-- RECORDS TO PROCESS start --

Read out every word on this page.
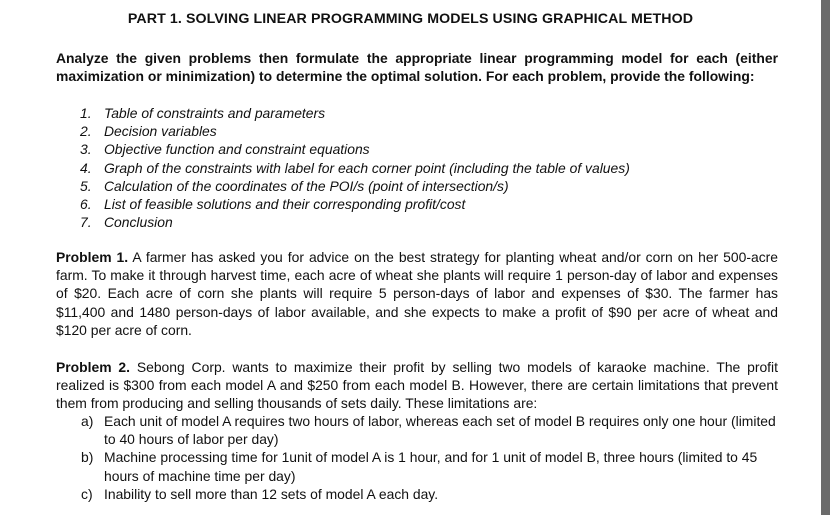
PART 1. SOLVING LINEAR PROGRAMMING MODELS USING GRAPHICAL METHOD
Analyze the given problems then formulate the appropriate linear programming model for each (either maximization or minimization) to determine the optimal solution. For each problem, provide the following:
1. Table of constraints and parameters
2. Decision variables
3. Objective function and constraint equations
4. Graph of the constraints with label for each corner point (including the table of values)
5. Calculation of the coordinates of the POI/s (point of intersection/s)
6. List of feasible solutions and their corresponding profit/cost
7. Conclusion
Problem 1. A farmer has asked you for advice on the best strategy for planting wheat and/or corn on her 500-acre farm. To make it through harvest time, each acre of wheat she plants will require 1 person-day of labor and expenses of $20. Each acre of corn she plants will require 5 person-days of labor and expenses of $30. The farmer has $11,400 and 1480 person-days of labor available, and she expects to make a profit of $90 per acre of wheat and $120 per acre of corn.
Problem 2. Sebong Corp. wants to maximize their profit by selling two models of karaoke machine. The profit realized is $300 from each model A and $250 from each model B. However, there are certain limitations that prevent them from producing and selling thousands of sets daily. These limitations are:
a) Each unit of model A requires two hours of labor, whereas each set of model B requires only one hour (limited to 40 hours of labor per day)
b) Machine processing time for 1unit of model A is 1 hour, and for 1 unit of model B, three hours (limited to 45 hours of machine time per day)
c) Inability to sell more than 12 sets of model A each day.
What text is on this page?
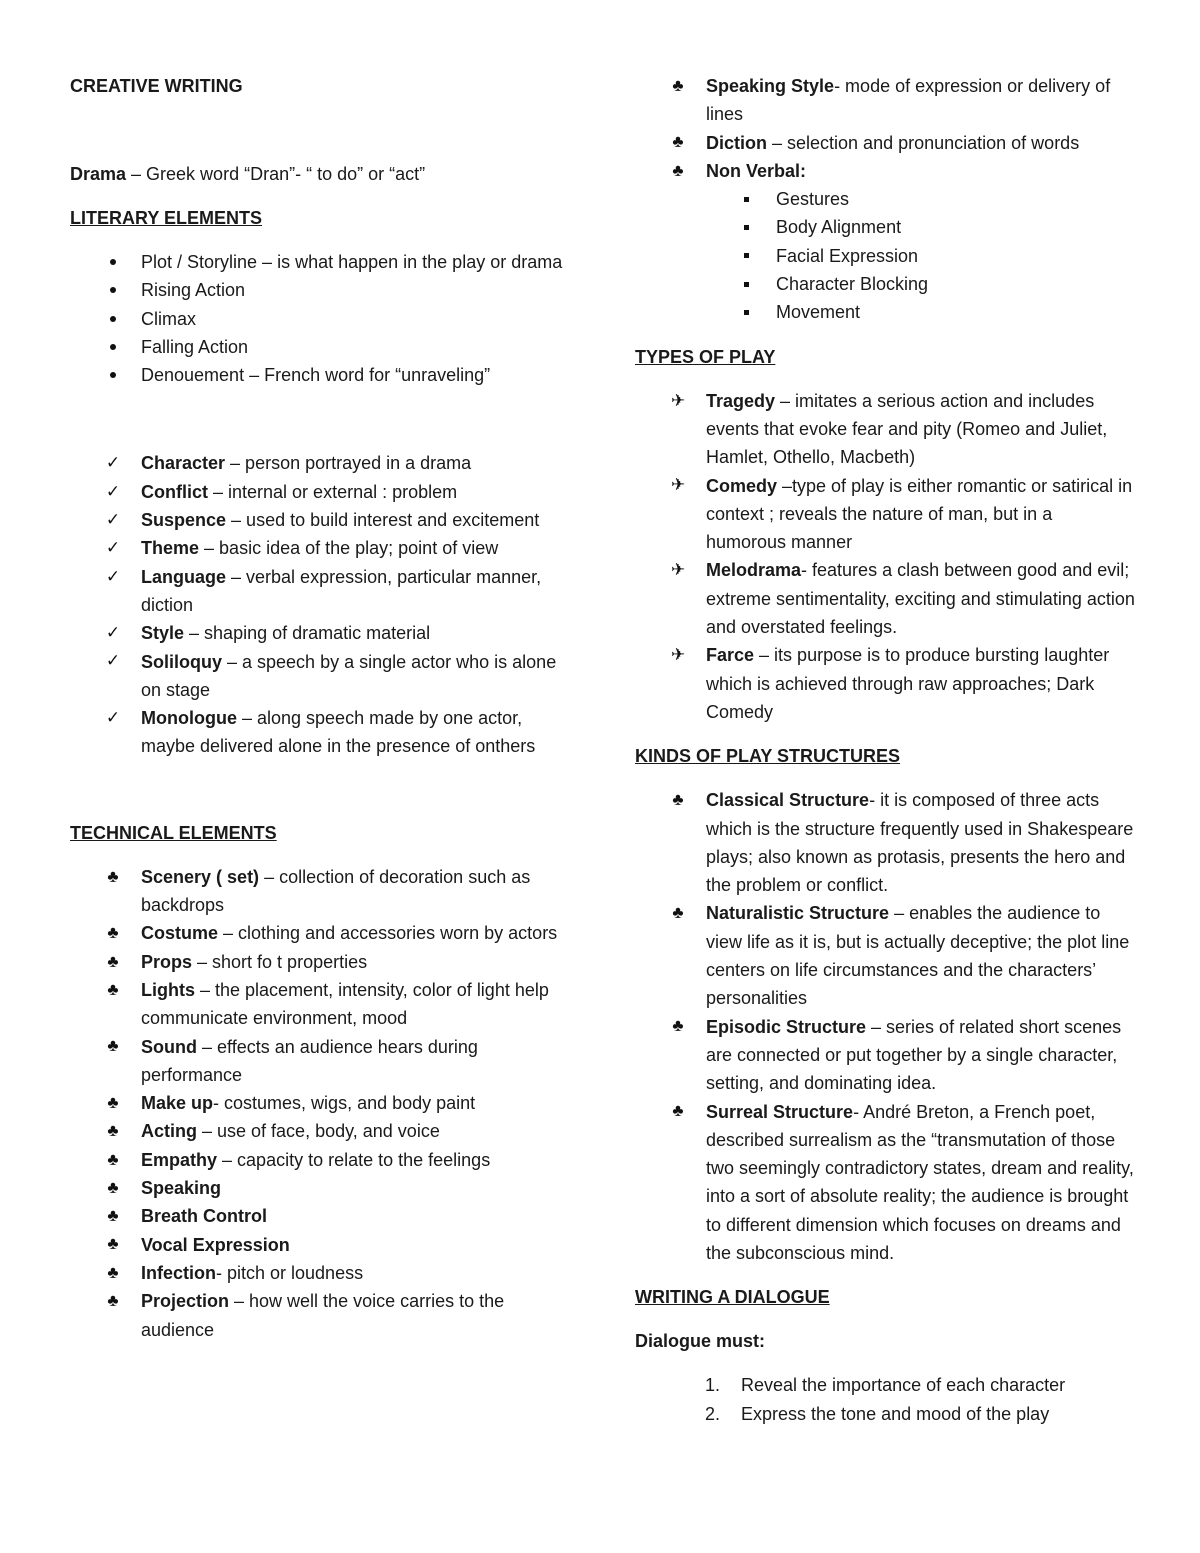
CREATIVE WRITING

Drama – Greek word “Dran”- “ to do” or “act”

LITERARY ELEMENTS

Plot / Storyline – is what happen in the play or drama
Rising Action
Climax
Falling Action
Denouement – French word for “unraveling”
✓ Character – person portrayed in a drama
✓ Conflict – internal or external : problem
✓ Suspence – used to build interest and excitement
✓ Theme – basic idea of the play; point of view
✓ Language – verbal expression, particular manner, diction
✓ Style – shaping of dramatic material
✓ Soliloquy – a speech by a single actor who is alone on stage
✓ Monologue – along speech made by one actor, maybe delivered alone in the presence of onthers

TECHNICAL ELEMENTS

♣	Scenery ( set) – collection of decoration such as backdrops
♣	Costume – clothing and accessories worn by actors
♣	Props – short fo t properties
♣	Lights – the placement, intensity, color of light help communicate environment, mood
♣	Sound – effects an audience hears during performance
♣	Make up- costumes, wigs, and body paint
♣	Acting – use of face, body, and voice
♣	Empathy – capacity to relate to the feelings
♣	Speaking
♣	Breath Control
♣	Vocal Expression
♣	Infection- pitch or loudness
♣	Projection – how well the voice carries to the audience
♣	Speaking Style- mode of expression or delivery of lines
♣	Diction – selection and pronunciation of words
♣	Non Verbal:
Gestures
Body Alignment
Facial Expression
Character Blocking
Movement

TYPES OF PLAY

✈ Tragedy – imitates a serious action and includes events that evoke fear and pity (Romeo and Juliet, Hamlet, Othello, Macbeth)
✈ Comedy –type of play is either romantic or satirical in context ; reveals the nature of man, but in a humorous manner
✈ Melodrama- features a clash between good and evil; extreme sentimentality, exciting and stimulating action and overstated feelings.
✈ Farce – its purpose is to produce bursting laughter which is achieved through raw approaches; Dark Comedy

KINDS OF PLAY STRUCTURES

♣	Classical Structure- it is composed of three acts which is the structure frequently used in Shakespeare plays; also known as protasis, presents the hero and the problem or conflict.
♣	Naturalistic Structure – enables the audience to view life as it is, but is actually deceptive; the plot line centers on life circumstances and the characters’ personalities
♣	Episodic Structure – series of related short scenes are connected or put together by a single character, setting, and dominating idea.
♣	Surreal Structure- André Breton, a French poet, described surrealism as the “transmutation of those two seemingly contradictory states, dream and reality, into a sort of absolute reality; the audience is brought to different dimension which focuses on dreams and the subconscious mind.

WRITING A DIALOGUE

Dialogue must:

1. Reveal the importance of each character
2. Express the tone and mood of the play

-- RECORDS TO PROCESS end --

Count how many lines of the data include the word "idea". Your reply should be that number alone.

2